- [Exercise prompt] Repeat the lines below word for word, omitting the pictures.

- [Data excerpts]
■ ■ ■ ■ ■ ■ ■

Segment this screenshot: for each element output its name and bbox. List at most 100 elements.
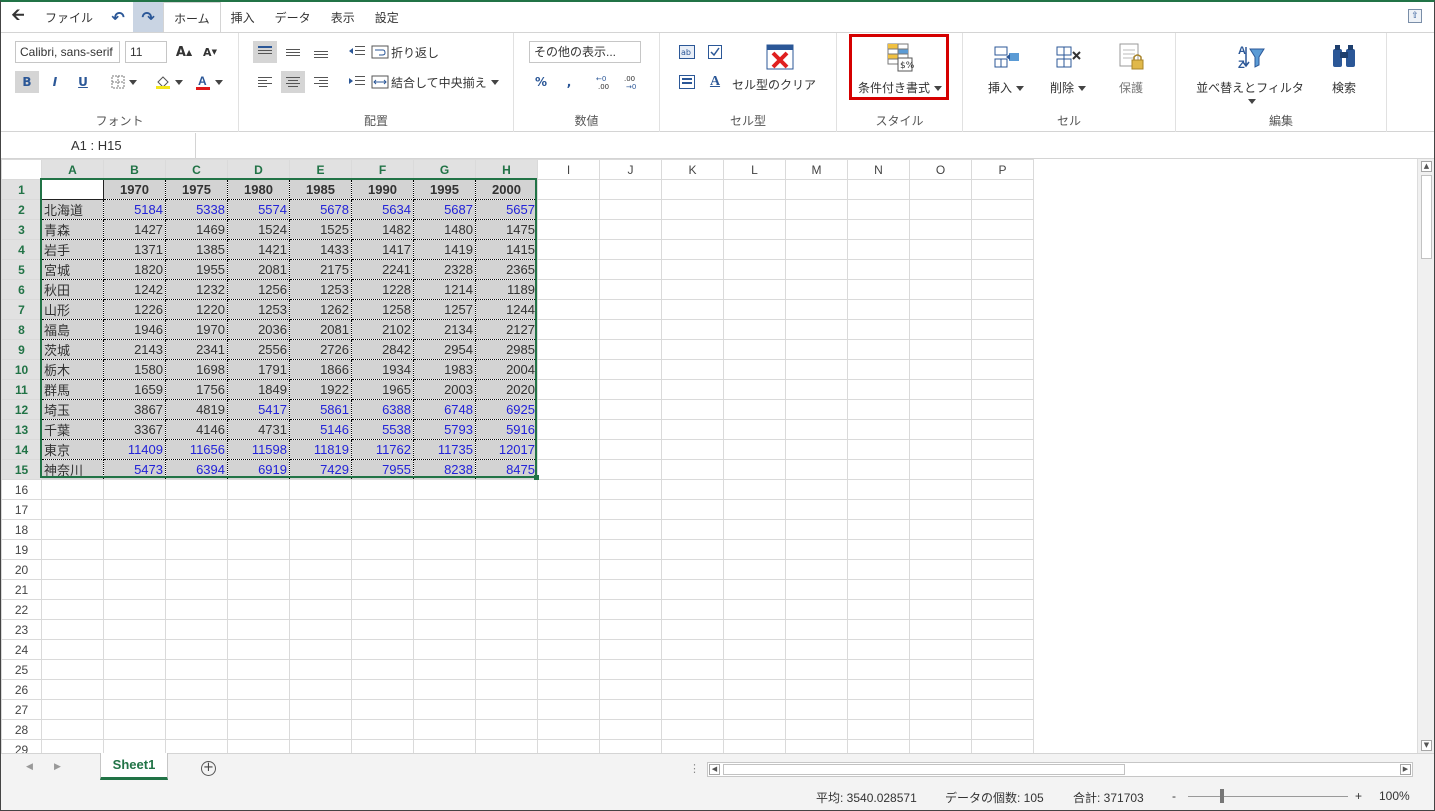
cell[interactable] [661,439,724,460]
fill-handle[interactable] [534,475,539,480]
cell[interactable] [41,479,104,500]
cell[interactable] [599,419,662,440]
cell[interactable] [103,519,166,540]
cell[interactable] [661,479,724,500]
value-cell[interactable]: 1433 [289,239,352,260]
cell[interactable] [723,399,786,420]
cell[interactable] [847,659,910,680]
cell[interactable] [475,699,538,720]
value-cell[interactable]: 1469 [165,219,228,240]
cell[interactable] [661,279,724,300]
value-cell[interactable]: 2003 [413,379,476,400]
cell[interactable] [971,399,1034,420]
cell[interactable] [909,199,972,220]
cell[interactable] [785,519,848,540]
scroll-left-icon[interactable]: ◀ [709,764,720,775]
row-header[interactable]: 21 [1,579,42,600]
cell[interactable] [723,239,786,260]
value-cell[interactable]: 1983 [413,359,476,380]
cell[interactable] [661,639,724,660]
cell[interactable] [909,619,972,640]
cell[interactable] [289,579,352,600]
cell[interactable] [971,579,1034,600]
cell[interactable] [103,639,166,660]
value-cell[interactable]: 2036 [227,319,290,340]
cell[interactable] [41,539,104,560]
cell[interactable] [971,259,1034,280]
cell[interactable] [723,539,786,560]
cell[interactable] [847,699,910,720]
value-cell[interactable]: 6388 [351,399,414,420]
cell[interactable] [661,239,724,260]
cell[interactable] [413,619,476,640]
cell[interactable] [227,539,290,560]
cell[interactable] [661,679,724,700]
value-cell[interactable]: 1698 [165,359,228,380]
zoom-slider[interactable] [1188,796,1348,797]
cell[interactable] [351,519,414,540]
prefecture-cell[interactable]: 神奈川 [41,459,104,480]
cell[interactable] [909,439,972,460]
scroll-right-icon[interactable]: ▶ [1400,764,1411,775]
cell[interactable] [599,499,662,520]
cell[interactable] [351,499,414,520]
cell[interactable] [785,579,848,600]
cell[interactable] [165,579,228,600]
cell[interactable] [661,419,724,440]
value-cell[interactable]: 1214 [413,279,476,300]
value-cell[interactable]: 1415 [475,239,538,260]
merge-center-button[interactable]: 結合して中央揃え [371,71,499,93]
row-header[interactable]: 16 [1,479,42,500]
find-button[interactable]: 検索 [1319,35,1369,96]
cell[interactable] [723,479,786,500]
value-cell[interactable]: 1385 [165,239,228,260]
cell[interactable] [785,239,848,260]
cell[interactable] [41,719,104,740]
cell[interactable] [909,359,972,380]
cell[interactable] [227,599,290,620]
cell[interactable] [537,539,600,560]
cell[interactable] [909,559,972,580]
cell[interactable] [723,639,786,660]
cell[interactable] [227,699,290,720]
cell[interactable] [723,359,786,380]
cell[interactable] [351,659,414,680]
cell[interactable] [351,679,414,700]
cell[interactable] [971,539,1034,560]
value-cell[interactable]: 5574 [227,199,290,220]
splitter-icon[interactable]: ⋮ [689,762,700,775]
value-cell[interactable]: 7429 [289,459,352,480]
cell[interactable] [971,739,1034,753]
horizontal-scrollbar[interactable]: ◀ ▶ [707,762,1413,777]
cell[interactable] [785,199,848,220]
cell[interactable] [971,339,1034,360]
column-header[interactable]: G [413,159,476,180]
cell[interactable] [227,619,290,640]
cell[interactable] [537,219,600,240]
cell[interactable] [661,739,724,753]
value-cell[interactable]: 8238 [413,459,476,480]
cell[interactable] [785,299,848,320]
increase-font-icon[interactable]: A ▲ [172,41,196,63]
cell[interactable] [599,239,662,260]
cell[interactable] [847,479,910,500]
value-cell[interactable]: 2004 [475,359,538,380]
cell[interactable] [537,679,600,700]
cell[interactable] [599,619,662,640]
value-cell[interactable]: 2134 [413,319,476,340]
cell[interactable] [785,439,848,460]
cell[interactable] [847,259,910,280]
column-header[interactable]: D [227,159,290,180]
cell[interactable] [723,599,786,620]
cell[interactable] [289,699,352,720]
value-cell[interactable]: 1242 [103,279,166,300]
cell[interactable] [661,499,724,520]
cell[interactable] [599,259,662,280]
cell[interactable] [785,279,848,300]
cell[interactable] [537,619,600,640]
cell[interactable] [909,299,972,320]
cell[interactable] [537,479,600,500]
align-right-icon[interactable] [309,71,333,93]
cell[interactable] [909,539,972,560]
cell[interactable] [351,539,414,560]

■ ■ ■ ■ ■ ■ ■

- [Answer to the problem]
Segment this screenshot: for each element output its name and bbox. List at most 100 elements.
cell[interactable] [661,439,724,460]
fill-handle[interactable] [534,475,539,480]
cell[interactable] [41,479,104,500]
cell[interactable] [599,419,662,440]
cell[interactable] [103,519,166,540]
cell[interactable] [661,479,724,500]
value-cell[interactable]: 1433 [289,239,352,260]
cell[interactable] [723,399,786,420]
cell[interactable] [847,659,910,680]
cell[interactable] [475,699,538,720]
value-cell[interactable]: 1469 [165,219,228,240]
cell[interactable] [661,279,724,300]
value-cell[interactable]: 2003 [413,379,476,400]
cell[interactable] [971,399,1034,420]
cell[interactable] [909,199,972,220]
cell[interactable] [785,519,848,540]
scroll-left-icon[interactable]: ◀ [709,764,720,775]
row-header[interactable]: 21 [1,579,42,600]
cell[interactable] [723,239,786,260]
value-cell[interactable]: 1983 [413,359,476,380]
cell[interactable] [661,639,724,660]
cell[interactable] [909,619,972,640]
cell[interactable] [289,579,352,600]
cell[interactable] [971,579,1034,600]
cell[interactable] [103,639,166,660]
value-cell[interactable]: 2036 [227,319,290,340]
cell[interactable] [41,539,104,560]
cell[interactable] [971,259,1034,280]
cell[interactable] [723,539,786,560]
cell[interactable] [847,699,910,720]
value-cell[interactable]: 6388 [351,399,414,420]
cell[interactable] [661,239,724,260]
cell[interactable] [413,619,476,640]
cell[interactable] [227,539,290,560]
cell[interactable] [661,679,724,700]
value-cell[interactable]: 1698 [165,359,228,380]
zoom-slider[interactable] [1188,796,1348,797]
cell[interactable] [351,519,414,540]
prefecture-cell[interactable]: 神奈川 [41,459,104,480]
cell[interactable] [909,439,972,460]
scroll-right-icon[interactable]: ▶ [1400,764,1411,775]
cell[interactable] [599,499,662,520]
cell[interactable] [351,499,414,520]
cell[interactable] [785,579,848,600]
cell[interactable] [165,579,228,600]
cell[interactable] [661,419,724,440]
value-cell[interactable]: 1214 [413,279,476,300]
value-cell[interactable]: 1415 [475,239,538,260]
merge-center-button[interactable]: 結合して中央揃え [371,71,499,93]
row-header[interactable]: 16 [1,479,42,500]
find-button[interactable]: 検索 [1319,35,1369,96]
cell[interactable] [723,479,786,500]
value-cell[interactable]: 1385 [165,239,228,260]
cell[interactable] [785,239,848,260]
cell[interactable] [41,719,104,740]
cell[interactable] [909,359,972,380]
cell[interactable] [227,599,290,620]
cell[interactable] [537,539,600,560]
cell[interactable] [909,559,972,580]
cell[interactable] [723,639,786,660]
cell[interactable] [227,699,290,720]
cell[interactable] [723,359,786,380]
cell[interactable] [351,659,414,680]
cell[interactable] [351,679,414,700]
cell[interactable] [971,539,1034,560]
value-cell[interactable]: 5574 [227,199,290,220]
splitter-icon[interactable]: ⋮ [689,762,700,775]
value-cell[interactable]: 7429 [289,459,352,480]
cell[interactable] [971,739,1034,753]
horizontal-scrollbar[interactable]: ◀ ▶ [707,762,1413,777]
cell[interactable] [785,199,848,220]
cell[interactable] [971,339,1034,360]
column-header[interactable]: G [413,159,476,180]
cell[interactable] [227,619,290,640]
cell[interactable] [537,219,600,240]
cell[interactable] [661,739,724,753]
value-cell[interactable]: 8238 [413,459,476,480]
cell[interactable] [785,299,848,320]
increase-font-icon[interactable]: A ▲ [172,41,196,63]
cell[interactable] [599,239,662,260]
cell[interactable] [847,479,910,500]
value-cell[interactable]: 2004 [475,359,538,380]
cell[interactable] [537,679,600,700]
cell[interactable] [599,619,662,640]
value-cell[interactable]: 2134 [413,319,476,340]
cell[interactable] [785,439,848,460]
cell[interactable] [847,259,910,280]
column-header[interactable]: D [227,159,290,180]
cell[interactable] [723,599,786,620]
cell[interactable] [289,699,352,720]
value-cell[interactable]: 1242 [103,279,166,300]
cell[interactable] [661,499,724,520]
cell[interactable] [599,259,662,280]
cell[interactable] [785,279,848,300]
cell[interactable] [537,619,600,640]
cell[interactable] [909,299,972,320]
cell[interactable] [537,479,600,500]
align-right-icon[interactable] [309,71,333,93]
cell[interactable] [909,539,972,560]
cell[interactable] [351,539,414,560]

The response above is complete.